Work to be completed = Copy every line of the data that contains the string "JSON".

[Chart and figure data]

###

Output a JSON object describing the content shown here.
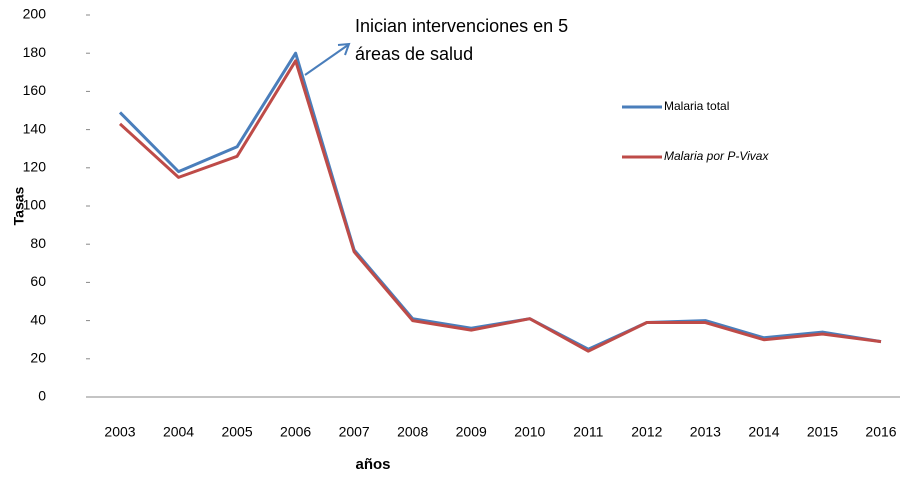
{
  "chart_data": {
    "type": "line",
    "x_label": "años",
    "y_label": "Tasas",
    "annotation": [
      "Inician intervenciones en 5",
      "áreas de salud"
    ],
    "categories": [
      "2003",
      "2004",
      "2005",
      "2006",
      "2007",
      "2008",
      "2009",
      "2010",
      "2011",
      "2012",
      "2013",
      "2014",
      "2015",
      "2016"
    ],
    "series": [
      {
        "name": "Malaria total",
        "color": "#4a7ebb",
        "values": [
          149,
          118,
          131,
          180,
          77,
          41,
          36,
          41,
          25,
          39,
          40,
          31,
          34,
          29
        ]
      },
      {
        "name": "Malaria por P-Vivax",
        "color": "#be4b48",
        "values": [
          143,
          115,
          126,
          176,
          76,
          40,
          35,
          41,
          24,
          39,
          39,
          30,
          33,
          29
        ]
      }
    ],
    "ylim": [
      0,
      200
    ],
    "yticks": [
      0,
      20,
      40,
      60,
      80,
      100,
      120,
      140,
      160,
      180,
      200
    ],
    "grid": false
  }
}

###

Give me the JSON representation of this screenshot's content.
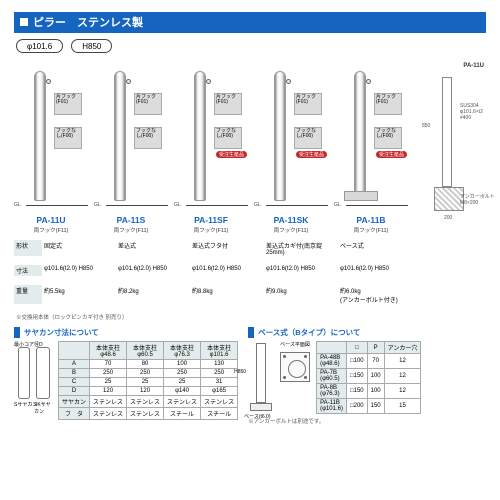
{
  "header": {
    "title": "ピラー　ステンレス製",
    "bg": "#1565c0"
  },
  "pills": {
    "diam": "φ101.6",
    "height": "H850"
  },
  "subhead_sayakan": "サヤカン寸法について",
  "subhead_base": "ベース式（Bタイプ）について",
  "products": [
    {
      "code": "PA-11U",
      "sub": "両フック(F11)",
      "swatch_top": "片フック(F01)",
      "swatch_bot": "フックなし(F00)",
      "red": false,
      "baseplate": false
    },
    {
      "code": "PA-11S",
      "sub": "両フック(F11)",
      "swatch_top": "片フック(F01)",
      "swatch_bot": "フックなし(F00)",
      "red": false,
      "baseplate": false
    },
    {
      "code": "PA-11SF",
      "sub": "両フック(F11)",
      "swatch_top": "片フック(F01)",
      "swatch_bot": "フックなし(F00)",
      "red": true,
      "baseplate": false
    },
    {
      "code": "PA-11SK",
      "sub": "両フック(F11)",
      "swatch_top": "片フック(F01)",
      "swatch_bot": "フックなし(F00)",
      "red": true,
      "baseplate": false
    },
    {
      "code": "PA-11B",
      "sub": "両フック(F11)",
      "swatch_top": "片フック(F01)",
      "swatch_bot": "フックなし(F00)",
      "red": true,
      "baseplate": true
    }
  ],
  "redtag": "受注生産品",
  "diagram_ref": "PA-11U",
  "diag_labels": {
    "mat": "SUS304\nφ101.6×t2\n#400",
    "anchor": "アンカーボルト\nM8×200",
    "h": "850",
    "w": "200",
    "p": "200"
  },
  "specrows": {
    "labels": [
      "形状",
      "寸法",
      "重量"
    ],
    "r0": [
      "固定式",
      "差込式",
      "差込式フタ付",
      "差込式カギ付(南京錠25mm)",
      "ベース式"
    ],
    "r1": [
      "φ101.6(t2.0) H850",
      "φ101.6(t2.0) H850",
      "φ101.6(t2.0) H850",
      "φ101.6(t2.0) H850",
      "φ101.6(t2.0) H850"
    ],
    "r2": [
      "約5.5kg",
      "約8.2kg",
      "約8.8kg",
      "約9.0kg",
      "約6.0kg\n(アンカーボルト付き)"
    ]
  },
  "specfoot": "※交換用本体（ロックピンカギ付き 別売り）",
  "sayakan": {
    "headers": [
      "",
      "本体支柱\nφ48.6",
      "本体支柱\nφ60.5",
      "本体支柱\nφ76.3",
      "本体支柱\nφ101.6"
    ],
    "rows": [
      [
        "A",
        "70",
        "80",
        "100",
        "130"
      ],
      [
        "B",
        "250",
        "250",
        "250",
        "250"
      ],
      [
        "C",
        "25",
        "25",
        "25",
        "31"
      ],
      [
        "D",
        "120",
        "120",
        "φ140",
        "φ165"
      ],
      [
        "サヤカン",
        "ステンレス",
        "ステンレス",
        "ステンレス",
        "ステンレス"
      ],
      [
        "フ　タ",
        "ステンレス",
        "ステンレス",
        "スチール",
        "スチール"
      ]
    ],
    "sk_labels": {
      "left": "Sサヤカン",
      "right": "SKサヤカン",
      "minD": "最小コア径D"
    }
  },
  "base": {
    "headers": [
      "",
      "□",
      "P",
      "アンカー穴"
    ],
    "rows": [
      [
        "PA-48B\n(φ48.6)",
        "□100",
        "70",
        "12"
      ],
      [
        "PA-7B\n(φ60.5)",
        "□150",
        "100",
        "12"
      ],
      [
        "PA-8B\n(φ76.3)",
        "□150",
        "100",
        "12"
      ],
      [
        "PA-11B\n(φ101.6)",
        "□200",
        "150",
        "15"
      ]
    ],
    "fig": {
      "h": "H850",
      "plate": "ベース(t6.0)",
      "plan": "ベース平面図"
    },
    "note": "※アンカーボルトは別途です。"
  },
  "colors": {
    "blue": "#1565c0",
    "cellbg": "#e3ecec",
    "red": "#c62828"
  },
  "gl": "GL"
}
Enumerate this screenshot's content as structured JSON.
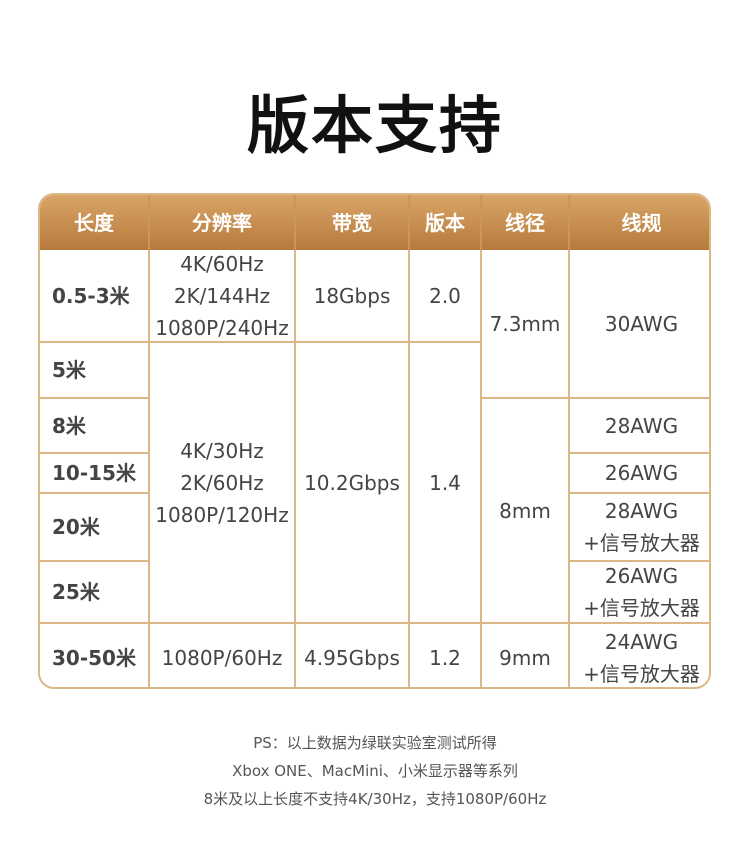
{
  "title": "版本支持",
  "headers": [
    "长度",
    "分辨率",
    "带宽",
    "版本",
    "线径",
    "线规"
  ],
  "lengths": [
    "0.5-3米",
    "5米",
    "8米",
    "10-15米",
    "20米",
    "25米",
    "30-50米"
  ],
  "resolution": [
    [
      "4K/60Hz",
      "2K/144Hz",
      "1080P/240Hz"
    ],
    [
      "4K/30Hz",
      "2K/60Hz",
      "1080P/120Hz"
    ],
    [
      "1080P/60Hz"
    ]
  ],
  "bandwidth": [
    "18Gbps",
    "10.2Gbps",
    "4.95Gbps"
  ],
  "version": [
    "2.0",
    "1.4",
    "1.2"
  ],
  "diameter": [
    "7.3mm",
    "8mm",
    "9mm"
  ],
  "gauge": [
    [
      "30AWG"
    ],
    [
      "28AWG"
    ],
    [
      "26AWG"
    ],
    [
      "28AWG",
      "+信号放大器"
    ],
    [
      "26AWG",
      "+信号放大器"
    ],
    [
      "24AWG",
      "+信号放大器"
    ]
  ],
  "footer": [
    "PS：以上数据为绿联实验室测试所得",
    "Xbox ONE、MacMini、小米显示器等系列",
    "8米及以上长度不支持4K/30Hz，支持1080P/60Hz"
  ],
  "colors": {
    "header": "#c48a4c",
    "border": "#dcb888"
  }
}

###

Answer for this exercise =
Output a JSON object describing the content shown here.
Give me the JSON representation of this screenshot's content.
Enumerate this screenshot's content as structured JSON.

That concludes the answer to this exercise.